**Data extract:**

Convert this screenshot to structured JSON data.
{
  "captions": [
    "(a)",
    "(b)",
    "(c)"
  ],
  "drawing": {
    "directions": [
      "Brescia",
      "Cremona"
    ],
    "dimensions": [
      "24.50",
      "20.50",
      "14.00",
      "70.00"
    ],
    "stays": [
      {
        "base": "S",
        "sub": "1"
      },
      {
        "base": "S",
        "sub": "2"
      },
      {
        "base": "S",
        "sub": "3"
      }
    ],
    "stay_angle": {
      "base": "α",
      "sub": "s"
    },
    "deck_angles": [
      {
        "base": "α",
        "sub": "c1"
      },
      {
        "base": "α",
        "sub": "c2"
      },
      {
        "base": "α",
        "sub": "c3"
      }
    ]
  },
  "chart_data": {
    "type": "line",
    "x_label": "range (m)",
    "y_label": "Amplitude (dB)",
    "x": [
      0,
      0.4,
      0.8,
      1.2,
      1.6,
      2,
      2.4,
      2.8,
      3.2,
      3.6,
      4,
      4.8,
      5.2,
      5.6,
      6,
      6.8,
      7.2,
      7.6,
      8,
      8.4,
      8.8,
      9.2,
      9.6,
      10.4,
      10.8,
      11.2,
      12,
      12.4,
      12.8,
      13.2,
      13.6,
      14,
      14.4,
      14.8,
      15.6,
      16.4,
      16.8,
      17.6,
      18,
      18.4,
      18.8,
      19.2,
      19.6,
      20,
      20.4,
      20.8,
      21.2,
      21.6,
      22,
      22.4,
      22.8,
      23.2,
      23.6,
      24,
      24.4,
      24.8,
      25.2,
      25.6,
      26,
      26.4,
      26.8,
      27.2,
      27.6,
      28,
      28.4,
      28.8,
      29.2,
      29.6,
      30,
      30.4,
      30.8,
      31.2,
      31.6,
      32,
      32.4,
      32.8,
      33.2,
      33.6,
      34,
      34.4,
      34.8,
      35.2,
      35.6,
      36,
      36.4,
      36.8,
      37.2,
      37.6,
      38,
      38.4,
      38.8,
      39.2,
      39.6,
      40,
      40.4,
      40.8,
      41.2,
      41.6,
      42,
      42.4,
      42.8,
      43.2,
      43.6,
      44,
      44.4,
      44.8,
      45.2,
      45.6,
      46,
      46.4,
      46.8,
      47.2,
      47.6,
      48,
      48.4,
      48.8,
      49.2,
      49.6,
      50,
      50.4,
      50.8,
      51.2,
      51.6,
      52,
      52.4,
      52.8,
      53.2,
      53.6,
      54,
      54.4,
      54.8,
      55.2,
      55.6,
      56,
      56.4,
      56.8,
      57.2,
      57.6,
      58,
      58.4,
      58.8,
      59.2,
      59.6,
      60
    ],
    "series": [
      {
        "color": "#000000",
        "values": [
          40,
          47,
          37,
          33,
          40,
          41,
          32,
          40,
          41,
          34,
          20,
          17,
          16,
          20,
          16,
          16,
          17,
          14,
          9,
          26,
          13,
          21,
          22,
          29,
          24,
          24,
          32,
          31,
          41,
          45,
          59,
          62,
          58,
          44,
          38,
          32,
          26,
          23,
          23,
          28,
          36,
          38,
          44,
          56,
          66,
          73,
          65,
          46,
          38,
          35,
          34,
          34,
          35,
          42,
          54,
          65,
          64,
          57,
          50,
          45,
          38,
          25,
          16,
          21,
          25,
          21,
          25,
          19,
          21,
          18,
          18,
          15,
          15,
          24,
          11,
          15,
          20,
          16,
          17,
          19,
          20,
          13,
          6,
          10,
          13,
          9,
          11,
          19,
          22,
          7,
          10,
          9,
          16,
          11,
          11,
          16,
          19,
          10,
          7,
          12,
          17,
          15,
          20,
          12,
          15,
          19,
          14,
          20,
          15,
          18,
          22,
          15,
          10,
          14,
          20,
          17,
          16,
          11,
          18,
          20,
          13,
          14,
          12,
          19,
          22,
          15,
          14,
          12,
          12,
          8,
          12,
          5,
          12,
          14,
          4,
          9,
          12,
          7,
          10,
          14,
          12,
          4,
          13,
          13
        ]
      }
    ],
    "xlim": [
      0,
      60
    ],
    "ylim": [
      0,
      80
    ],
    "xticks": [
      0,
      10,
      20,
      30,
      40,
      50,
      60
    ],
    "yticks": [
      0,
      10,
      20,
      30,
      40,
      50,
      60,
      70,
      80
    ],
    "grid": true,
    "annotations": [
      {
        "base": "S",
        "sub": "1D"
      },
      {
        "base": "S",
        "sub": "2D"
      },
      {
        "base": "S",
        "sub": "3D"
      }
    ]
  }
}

**Your task:**
Extract, word for word, each line of the listing above.

**Reply to the exercise:**
Convert this screenshot to structured JSON data.
{
  "captions": [
    "(a)",
    "(b)",
    "(c)"
  ],
  "drawing": {
    "directions": [
      "Brescia",
      "Cremona"
    ],
    "dimensions": [
      "24.50",
      "20.50",
      "14.00",
      "70.00"
    ],
    "stays": [
      {
        "base": "S",
        "sub": "1"
      },
      {
        "base": "S",
        "sub": "2"
      },
      {
        "base": "S",
        "sub": "3"
      }
    ],
    "stay_angle": {
      "base": "α",
      "sub": "s"
    },
    "deck_angles": [
      {
        "base": "α",
        "sub": "c1"
      },
      {
        "base": "α",
        "sub": "c2"
      },
      {
        "base": "α",
        "sub": "c3"
      }
    ]
  },
  "chart_data": {
    "type": "line",
    "x_label": "range (m)",
    "y_label": "Amplitude (dB)",
    "x": [
      0,
      0.4,
      0.8,
      1.2,
      1.6,
      2,
      2.4,
      2.8,
      3.2,
      3.6,
      4,
      4.8,
      5.2,
      5.6,
      6,
      6.8,
      7.2,
      7.6,
      8,
      8.4,
      8.8,
      9.2,
      9.6,
      10.4,
      10.8,
      11.2,
      12,
      12.4,
      12.8,
      13.2,
      13.6,
      14,
      14.4,
      14.8,
      15.6,
      16.4,
      16.8,
      17.6,
      18,
      18.4,
      18.8,
      19.2,
      19.6,
      20,
      20.4,
      20.8,
      21.2,
      21.6,
      22,
      22.4,
      22.8,
      23.2,
      23.6,
      24,
      24.4,
      24.8,
      25.2,
      25.6,
      26,
      26.4,
      26.8,
      27.2,
      27.6,
      28,
      28.4,
      28.8,
      29.2,
      29.6,
      30,
      30.4,
      30.8,
      31.2,
      31.6,
      32,
      32.4,
      32.8,
      33.2,
      33.6,
      34,
      34.4,
      34.8,
      35.2,
      35.6,
      36,
      36.4,
      36.8,
      37.2,
      37.6,
      38,
      38.4,
      38.8,
      39.2,
      39.6,
      40,
      40.4,
      40.8,
      41.2,
      41.6,
      42,
      42.4,
      42.8,
      43.2,
      43.6,
      44,
      44.4,
      44.8,
      45.2,
      45.6,
      46,
      46.4,
      46.8,
      47.2,
      47.6,
      48,
      48.4,
      48.8,
      49.2,
      49.6,
      50,
      50.4,
      50.8,
      51.2,
      51.6,
      52,
      52.4,
      52.8,
      53.2,
      53.6,
      54,
      54.4,
      54.8,
      55.2,
      55.6,
      56,
      56.4,
      56.8,
      57.2,
      57.6,
      58,
      58.4,
      58.8,
      59.2,
      59.6,
      60
    ],
    "series": [
      {
        "color": "#000000",
        "values": [
          40,
          47,
          37,
          33,
          40,
          41,
          32,
          40,
          41,
          34,
          20,
          17,
          16,
          20,
          16,
          16,
          17,
          14,
          9,
          26,
          13,
          21,
          22,
          29,
          24,
          24,
          32,
          31,
          41,
          45,
          59,
          62,
          58,
          44,
          38,
          32,
          26,
          23,
          23,
          28,
          36,
          38,
          44,
          56,
          66,
          73,
          65,
          46,
          38,
          35,
          34,
          34,
          35,
          42,
          54,
          65,
          64,
          57,
          50,
          45,
          38,
          25,
          16,
          21,
          25,
          21,
          25,
          19,
          21,
          18,
          18,
          15,
          15,
          24,
          11,
          15,
          20,
          16,
          17,
          19,
          20,
          13,
          6,
          10,
          13,
          9,
          11,
          19,
          22,
          7,
          10,
          9,
          16,
          11,
          11,
          16,
          19,
          10,
          7,
          12,
          17,
          15,
          20,
          12,
          15,
          19,
          14,
          20,
          15,
          18,
          22,
          15,
          10,
          14,
          20,
          17,
          16,
          11,
          18,
          20,
          13,
          14,
          12,
          19,
          22,
          15,
          14,
          12,
          12,
          8,
          12,
          5,
          12,
          14,
          4,
          9,
          12,
          7,
          10,
          14,
          12,
          4,
          13,
          13
        ]
      }
    ],
    "xlim": [
      0,
      60
    ],
    "ylim": [
      0,
      80
    ],
    "xticks": [
      0,
      10,
      20,
      30,
      40,
      50,
      60
    ],
    "yticks": [
      0,
      10,
      20,
      30,
      40,
      50,
      60,
      70,
      80
    ],
    "grid": true,
    "annotations": [
      {
        "base": "S",
        "sub": "1D"
      },
      {
        "base": "S",
        "sub": "2D"
      },
      {
        "base": "S",
        "sub": "3D"
      }
    ]
  }
}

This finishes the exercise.